- What to work on
Tally the lines containing the word "diensten" and give the total alone.

- Excerpts from a figure dataset

╭──

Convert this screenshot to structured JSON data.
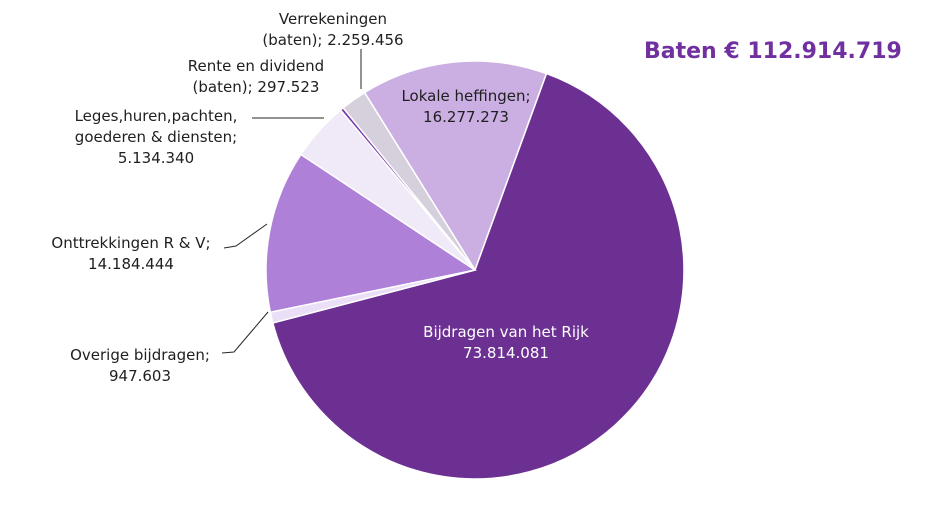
{
  "title": {
    "text": "Baten € 112.914.719",
    "color": "#7030A0"
  },
  "chart_data": {
    "type": "pie",
    "title": "Baten € 112.914.719",
    "total_label": "112.914.719",
    "start_angle_deg": -31.9,
    "direction": "clockwise",
    "legend_position": "none",
    "slices": [
      {
        "id": "lokale-heffingen",
        "label": "Lokale heffingen",
        "value": 16277273,
        "display_value": "16.277.273",
        "color": "#CBAFE3"
      },
      {
        "id": "bijdragen-van-het-rijk",
        "label": "Bijdragen van het Rijk",
        "value": 73814081,
        "display_value": "73.814.081",
        "color": "#6C3092"
      },
      {
        "id": "overige-bijdragen",
        "label": "Overige bijdragen",
        "value": 947603,
        "display_value": "947.603",
        "color": "#EADFF6"
      },
      {
        "id": "onttrekkingen-r-v",
        "label": "Onttrekkingen R & V",
        "value": 14184444,
        "display_value": "14.184.444",
        "color": "#AE80D8"
      },
      {
        "id": "leges-huren-pachten",
        "label": "Leges,huren,pachten, goederen & diensten",
        "value": 5134340,
        "display_value": "5.134.340",
        "color": "#F0E9F7"
      },
      {
        "id": "rente-en-dividend",
        "label": "Rente en dividend (baten)",
        "value": 297523,
        "display_value": "297.523",
        "color": "#7B3CAB"
      },
      {
        "id": "verrekeningen",
        "label": "Verrekeningen (baten)",
        "value": 2259456,
        "display_value": "2.259.456",
        "color": "#D6D0DC"
      }
    ]
  },
  "labels": {
    "verrekeningen": {
      "line1": "Verrekeningen",
      "line2": "(baten);  2.259.456"
    },
    "rente": {
      "line1": "Rente en dividend",
      "line2": "(baten);  297.523"
    },
    "leges": {
      "line1": "Leges,huren,pachten,",
      "line2": "goederen & diensten;",
      "line3": "5.134.340"
    },
    "onttrekkingen": {
      "line1": "Onttrekkingen R & V;",
      "line2": "14.184.444"
    },
    "overige": {
      "line1": "Overige bijdragen;",
      "line2": "947.603"
    },
    "lokale": {
      "line1": "Lokale heffingen;",
      "line2": "16.277.273"
    },
    "bijdragen": {
      "line1": "Bijdragen van het Rijk",
      "line2": "73.814.081"
    }
  }
}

╰──

- Task output
2